Show all lines holding the string "الذى".
* * * * *
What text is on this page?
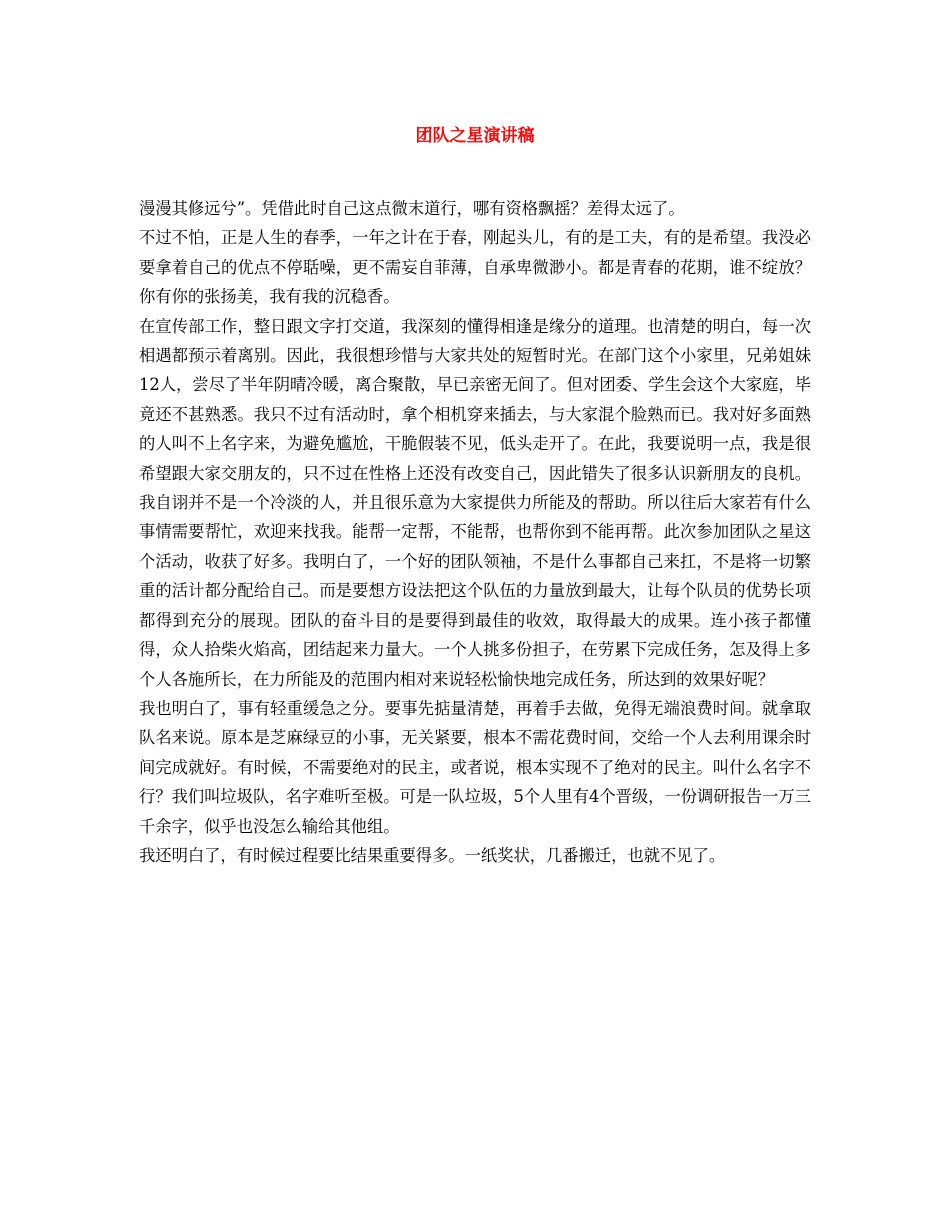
团队之星演讲稿

漫漫其修远兮”。凭借此时自己这点微末道行，哪有资格飘摇？差得太远了。

不过不怕，正是人生的春季，一年之计在于春，刚起头儿，有的是工夫，有的是希望。我没必要拿着自己的优点不停聒噪，更不需妄自菲薄，自承卑微渺小。都是青春的花期，谁不绽放？你有你的张扬美，我有我的沉稳香。

在宣传部工作，整日跟文字打交道，我深刻的懂得相逢是缘分的道理。也清楚的明白，每一次相遇都预示着离别。因此，我很想珍惜与大家共处的短暂时光。在部门这个小家里，兄弟姐妹12人，尝尽了半年阴晴冷暖，离合聚散，早已亲密无间了。但对团委、学生会这个大家庭，毕竟还不甚熟悉。我只不过有活动时，拿个相机穿来插去，与大家混个脸熟而已。我对好多面熟的人叫不上名字来，为避免尴尬，干脆假装不见，低头走开了。在此，我要说明一点，我是很希望跟大家交朋友的，只不过在性格上还没有改变自己，因此错失了很多认识新朋友的良机。我自诩并不是一个冷淡的人，并且很乐意为大家提供力所能及的帮助。所以往后大家若有什么事情需要帮忙，欢迎来找我。能帮一定帮，不能帮，也帮你到不能再帮。此次参加团队之星这个活动，收获了好多。我明白了，一个好的团队领袖，不是什么事都自己来扛，不是将一切繁重的活计都分配给自己。而是要想方设法把这个队伍的力量放到最大，让每个队员的优势长项都得到充分的展现。团队的奋斗目的是要得到最佳的收效，取得最大的成果。连小孩子都懂得，众人拾柴火焰高，团结起来力量大。一个人挑多份担子，在劳累下完成任务，怎及得上多个人各施所长，在力所能及的范围内相对来说轻松愉快地完成任务，所达到的效果好呢？

我也明白了，事有轻重缓急之分。要事先掂量清楚，再着手去做，免得无端浪费时间。就拿取队名来说。原本是芝麻绿豆的小事，无关紧要，根本不需花费时间，交给一个人去利用课余时间完成就好。有时候，不需要绝对的民主，或者说，根本实现不了绝对的民主。叫什么名字不行？我们叫垃圾队，名字难听至极。可是一队垃圾，5个人里有4个晋级，一份调研报告一万三千余字，似乎也没怎么输给其他组。

我还明白了，有时候过程要比结果重要得多。一纸奖状，几番搬迁，也就不见了。
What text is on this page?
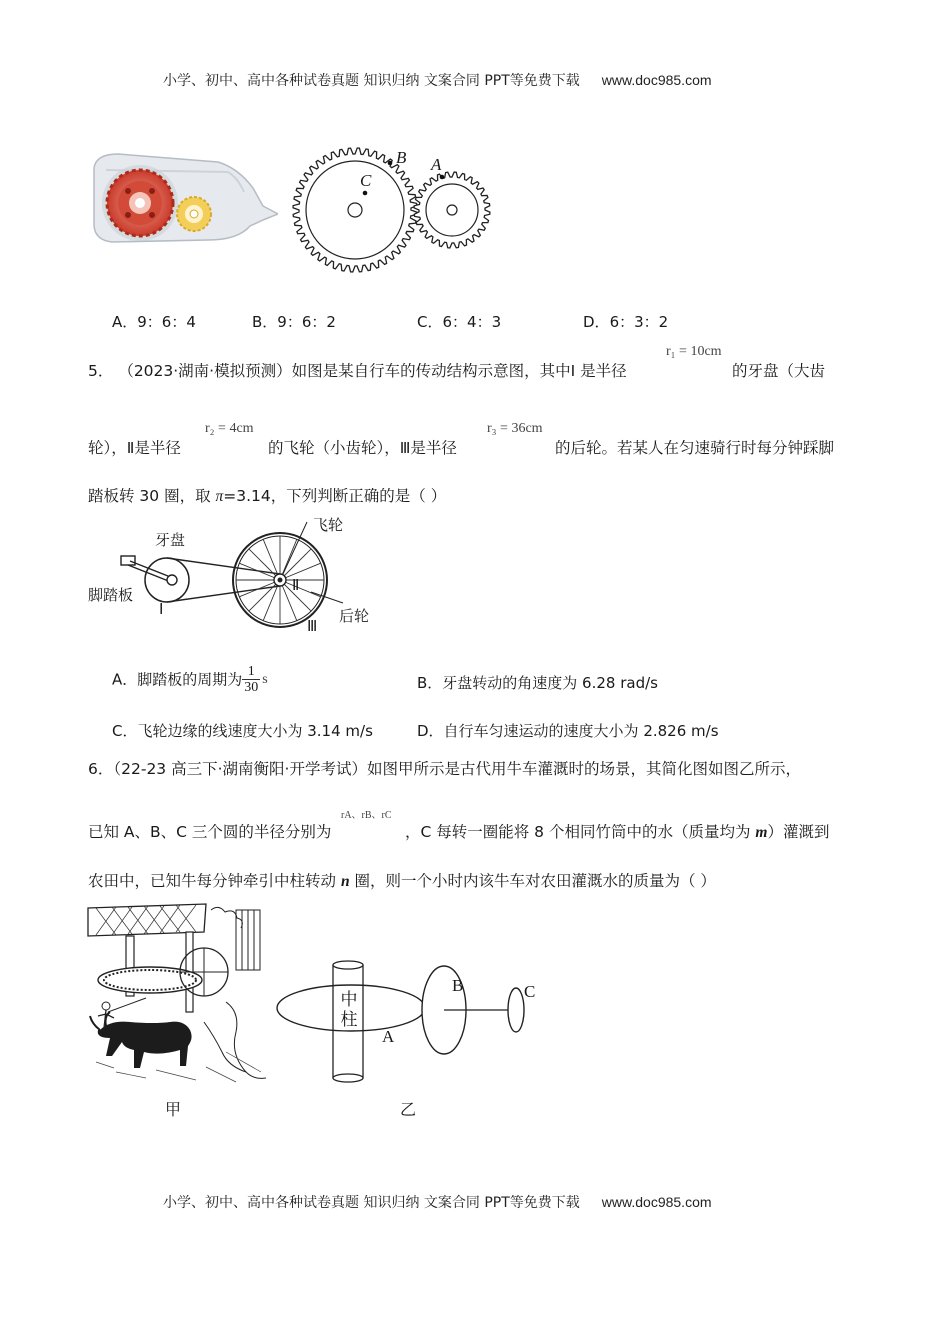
小学、初中、高中各种试卷真题 知识归纳 文案合同 PPT等免费下载 www.doc985.com
B
C
A
A．9：6：4	B．9：6：2	C．6：4：3	D．6：3：2
5． （2023·湖南·模拟预测）如图是某自行车的传动结构示意图，其中Ⅰ 是半径
r₁ = 10cm
的牙盘（大齿
轮），Ⅱ是半径
r₂ = 4cm
的飞轮（小齿轮），Ⅲ是半径
r₃ = 36cm
的后轮。若某人在匀速骑行时每分钟踩脚
踏板转 30 圈，取 π=3.14，下列判断正确的是（ ）
牙盘
脚踏板
Ⅰ
飞轮
Ⅱ
后轮
Ⅲ
A．脚踏板的周期为 $\frac{1}{30}$ s	B．牙盘转动的角速度为 6.28 rad/s
C．飞轮边缘的线速度大小为 3.14 m/s	D．自行车匀速运动的速度大小为 2.826 m/s
6．（22-23 高三下·湖南衡阳·开学考试）如图甲所示是古代用牛车灌溉时的场景，其简化图如图乙所示，
已知 A、B、C 三个圆的半径分别为
rA、rB、rC
，C 每转一圈能将 8 个相同竹筒中的水（质量均为 m）灌溉到
农田中，已知牛每分钟牵引中柱转动 n 圈，则一个小时内该牛车对农田灌溉水的质量为（ ）
甲
中柱
A
B	C
乙
小学、初中、高中各种试卷真题 知识归纳 文案合同 PPT等免费下载 www.doc985.com
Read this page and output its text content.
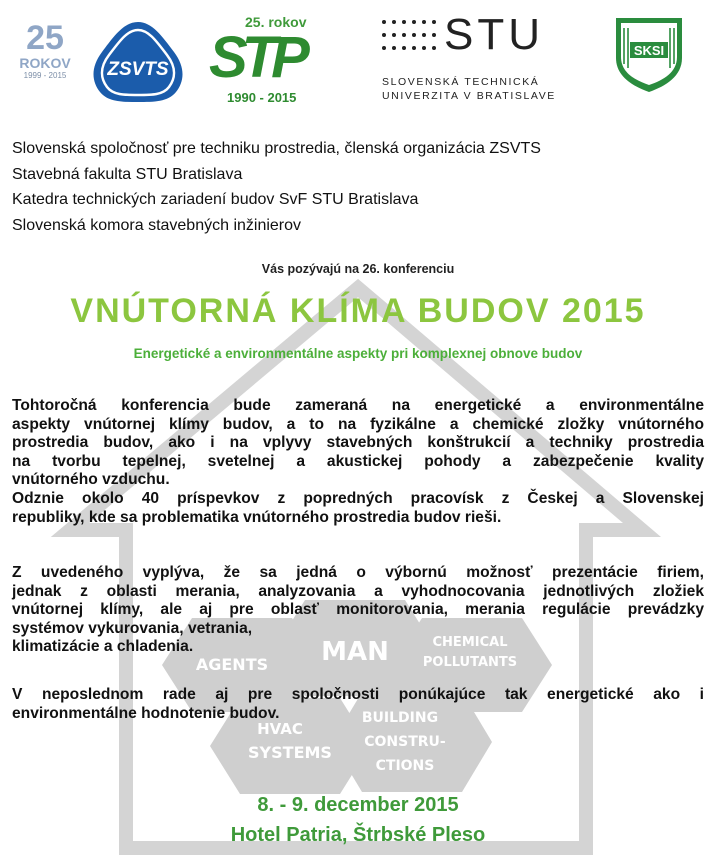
AGENTS MAN	CHEMICAL
POLLUTANTS
HVAC
SYSTEMS
BUILDING
CONSTRU-
CTIONS
25
ROKOV
1999 - 2015	ZSVTS
25. rokov
STP
1990 - 2015
STU
SLOVENSKÁ TECHNICKÁ
UNIVERZITA V BRATISLAVE
SKSI
Slovenská spoločnosť pre techniku prostredia, členská organizácia ZSVTS
Stavebná fakulta STU Bratislava
Katedra technických zariadení budov SvF STU Bratislava
Slovenská komora stavebných inžinierov
Vás pozývajú na 26. konferenciu
VNÚTORNÁ KLÍMA BUDOV 2015
Energetické a environmentálne aspekty pri komplexnej obnove budov
Tohtoročná konferencia bude zameraná na energetické a environmentálne
aspekty vnútornej klímy budov, a to na fyzikálne a chemické zložky vnútorného
prostredia budov, ako i na vplyvy stavebných konštrukcií a techniky prostredia
na tvorbu tepelnej, svetelnej a akustickej pohody a zabezpečenie kvality
vnútorného vzduchu.
Odznie okolo 40 príspevkov z popredných pracovísk z Českej a Slovenskej
republiky, kde sa problematika vnútorného prostredia budov rieši.
Z uvedeného vyplýva, že sa jedná o výbornú možnosť prezentácie firiem,
jednak z oblasti merania, analyzovania a vyhodnocovania jednotlivých zložiek
vnútornej klímy, ale aj pre oblasť monitorovania, merania regulácie prevádzky
systémov vykurovania, vetrania,
klimatizácie a chladenia.
V neposlednom rade aj pre spoločnosti ponúkajúce tak energetické ako i
environmentálne hodnotenie budov.
8. - 9. december 2015
Hotel Patria, Štrbské Pleso
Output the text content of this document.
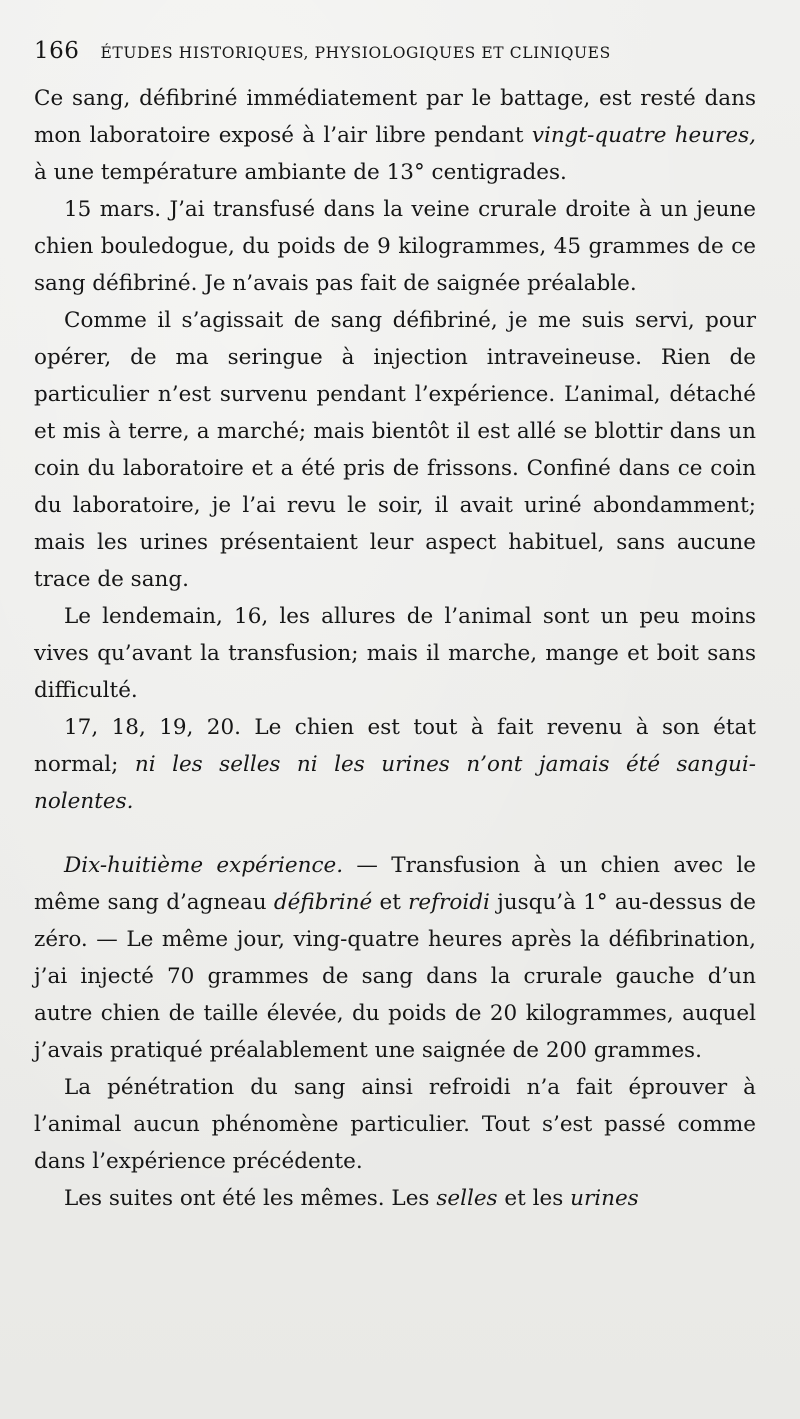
166 ÉTUDES HISTORIQUES, PHYSIOLOGIQUES ET CLINIQUES

Ce sang, défibriné immédiatement par le battage, est resté dans mon laboratoire exposé à l’air libre pendant vingt-quatre heures, à une température ambiante de 13° centigrades.

15 mars. J’ai transfusé dans la veine crurale droite à un jeune chien bouledogue, du poids de 9 kilogrammes, 45 grammes de ce sang défibriné. Je n’avais pas fait de saignée préalable.

Comme il s’agissait de sang défibriné, je me suis servi, pour opérer, de ma seringue à injection intraveineuse. Rien de particulier n’est survenu pendant l’expérience. L’animal, détaché et mis à terre, a marché; mais bientôt il est allé se blottir dans un coin du laboratoire et a été pris de frissons. Confiné dans ce coin du laboratoire, je l’ai revu le soir, il avait uriné abondamment; mais les urines présentaient leur aspect habituel, sans aucune trace de sang.

Le lendemain, 16, les allures de l’animal sont un peu moins vives qu’avant la transfusion; mais il marche, mange et boit sans difficulté.

17, 18, 19, 20. Le chien est tout à fait revenu à son état normal; ni les selles ni les urines n’ont jamais été sangui-nolentes.

Dix-huitième expérience. — Transfusion à un chien avec le même sang d’agneau défibriné et refroidi jusqu’à 1° au-dessus de zéro. — Le même jour, ving-quatre heures après la défibrination, j’ai injecté 70 grammes de sang dans la crurale gauche d’un autre chien de taille élevée, du poids de 20 kilogrammes, auquel j’avais pratiqué préalablement une saignée de 200 grammes.

La pénétration du sang ainsi refroidi n’a fait éprouver à l’animal aucun phénomène particulier. Tout s’est passé comme dans l’expérience précédente.

Les suites ont été les mêmes. Les selles et les urines
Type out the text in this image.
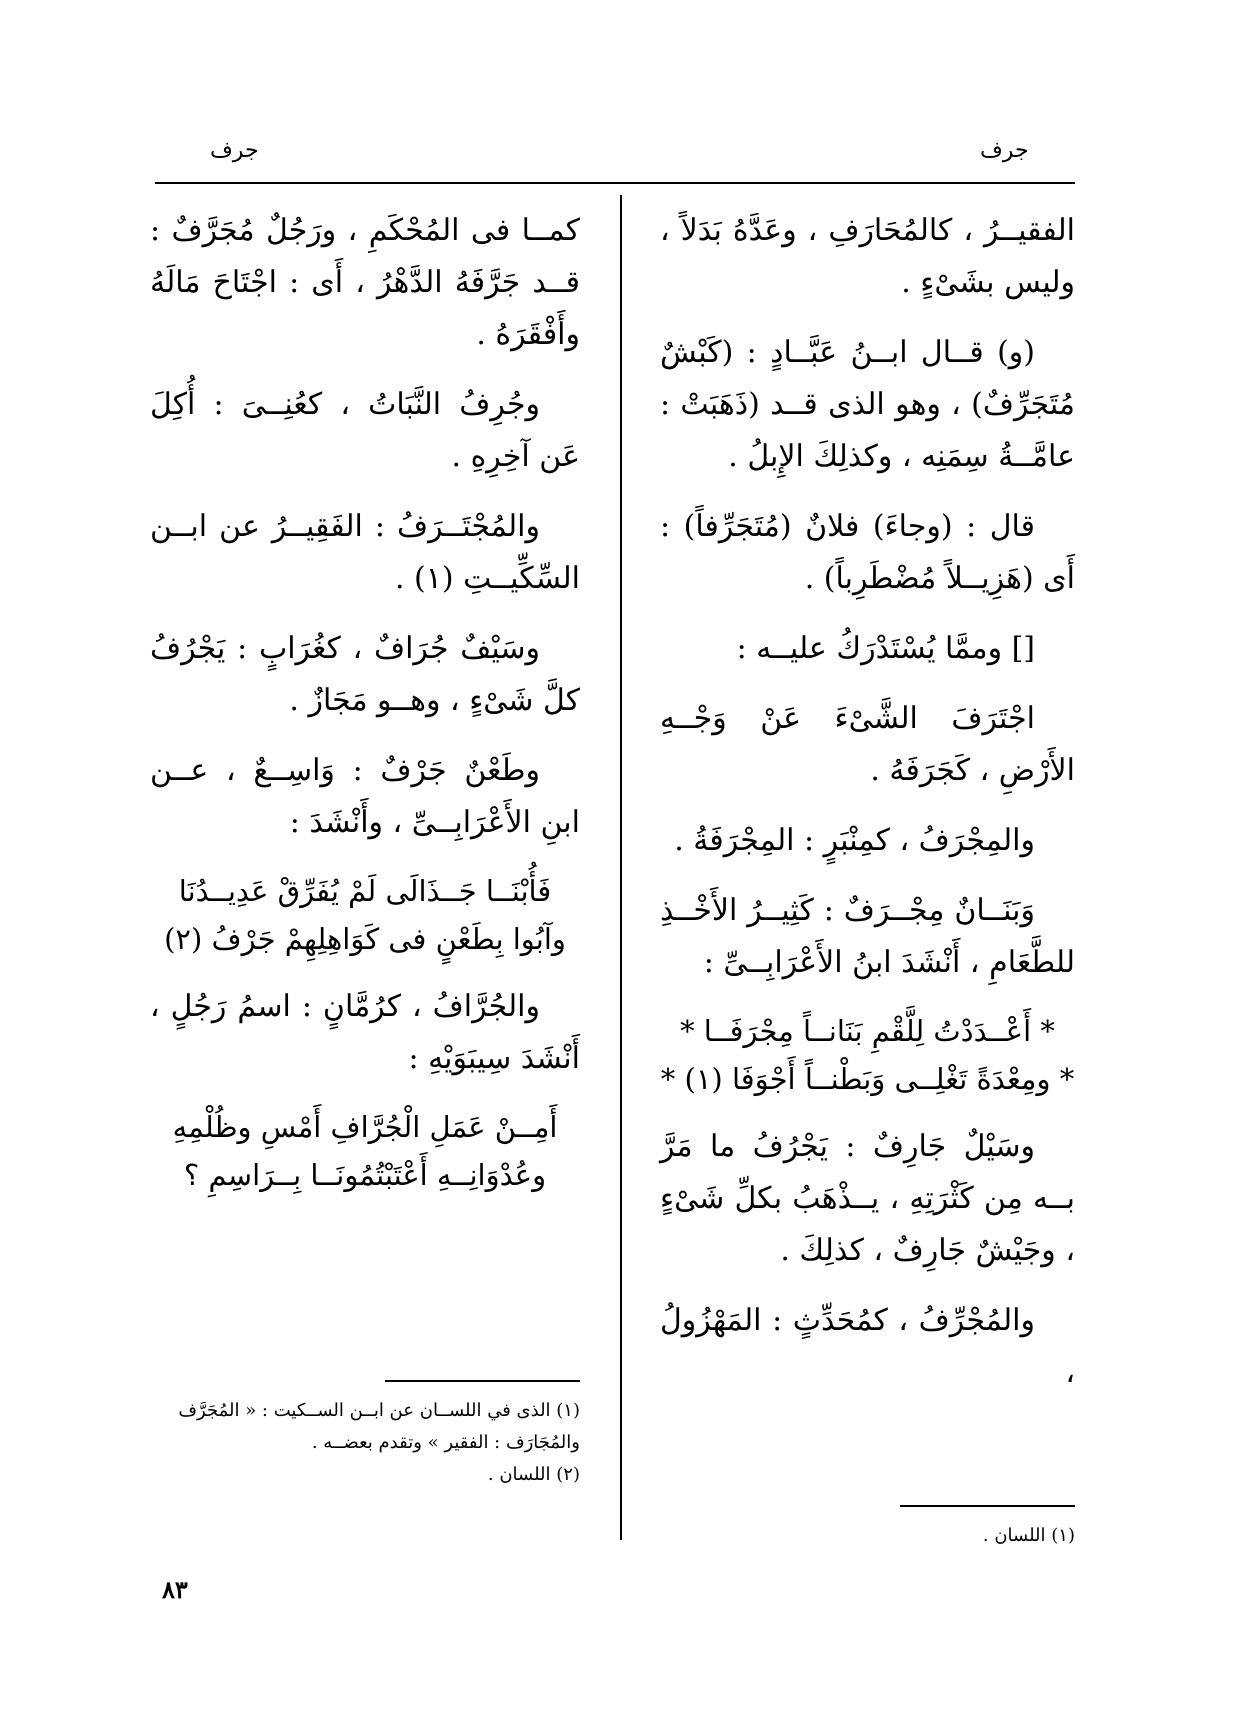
جرف	جرف

الفقيــرُ ، كالمُحَارَفِ ، وعَدَّهُ بَدَلاً ، وليس بشَىْءٍ .

(و) قــال ابــنُ عَبَّــادٍ : (كَبْشٌ مُتَجَرِّفٌ) ، وهو الذى قــد (ذَهَبَتْ : عامَّــةُ سِمَنِه ، وكذلِكَ الإِبلُ .

قال : (وجاءَ) فلانٌ (مُتَجَرِّفاً) : أَى (هَزِيــلاً مُضْطَرِباً) .

[] وممَّا يُسْتَدْرَكُ عليــه :

اجْتَرَفَ الشَّىْءَ عَنْ وَجْــهِ الأَرْضِ ، كَجَرَفَهُ .

والمِجْرَفُ ، كمِنْبَرٍ : المِجْرَفَةُ .

وَبَنَــانٌ مِجْــرَفٌ : كَثِيــرُ الأَخْــذِ للطَّعَامِ ، أَنْشَدَ ابنُ الأَعْرَابِــىِّ :

* أَعْــدَدْتُ لِلَّقْمِ بَنَانــاً مِجْرَفَــا *
* ومِعْدَةً تَغْلِــى وَبَطْنــاً أَجْوَفَا (١) *

وسَيْلٌ جَارِفٌ : يَجْرُفُ ما مَرَّ بــه مِن كَثْرَتِهِ ، يــذْهَبُ بكلِّ شَىْءٍ ، وجَيْشٌ جَارِفٌ ، كذلِكَ .

والمُجْرِّفُ ، كمُحَدِّثٍ : المَهْزُولُ ،

كمــا فى المُحْكَمِ ، ورَجُلٌ مُجَرَّفٌ : قــد جَرَّفَهُ الدَّهْرُ ، أَى : اجْتَاحَ مَالَهُ وأَفْقَرَهُ .

وجُرِفُ النَّبَاتُ ، كعُنِــىَ : أُكِلَ عَن آخِرِهِ .

والمُجْتَــرَفُ : الفَقِيــرُ عن ابــن السِّكِّيــتِ (١) .

وسَيْفٌ جُرَافٌ ، كغُرَابٍ : يَجْرُفُ كلَّ شَىْءٍ ، وهــو مَجَازٌ .

وطَعْنٌ جَرْفٌ : وَاسِــعٌ ، عــن ابنِ الأَعْرَابِــىِّ ، وأَنْشَدَ :

فَأُبْنَــا جَــذَالَى لَمْ يُفَرِّقْ عَدِيــدُنَا
وآبُوا بِطَعْنٍ فى كَوَاهِلِهِمْ جَرْفُ (٢)

والجُرَّافُ ، كرُمَّانٍ : اسمُ رَجُلٍ ، أَنْشَدَ سِيبَوَيْهِ :

أَمِــنْ عَمَلِ الْجُرَّافِ أَمْسِ وظُلْمِهِ
وعُدْوَانِــهِ أَعْتَبْتُمُونَــا بِــرَاسِمِ ؟

(١) الذى في اللســان عن ابــن الســكيت : « المُجَرَّف والمُجَارَف : الفقير » وتقدم بعضــه .

(٢) اللسان .

(١) اللسان .

٨٣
* * * * *
__Result of the task__:
(و) قــال ابــنُ عَبَّــادٍ : (كَبْشٌ مُتَجَرِّفٌ) ، وهو الذى قــد (ذَهَبَتْ : عامَّــةُ سِمَنِه ، وكذلِكَ الإِبلُ .
(١) الذى في اللســان عن ابــن الســكيت : « المُجَرَّف والمُجَارَف : الفقير » وتقدم بعضــه .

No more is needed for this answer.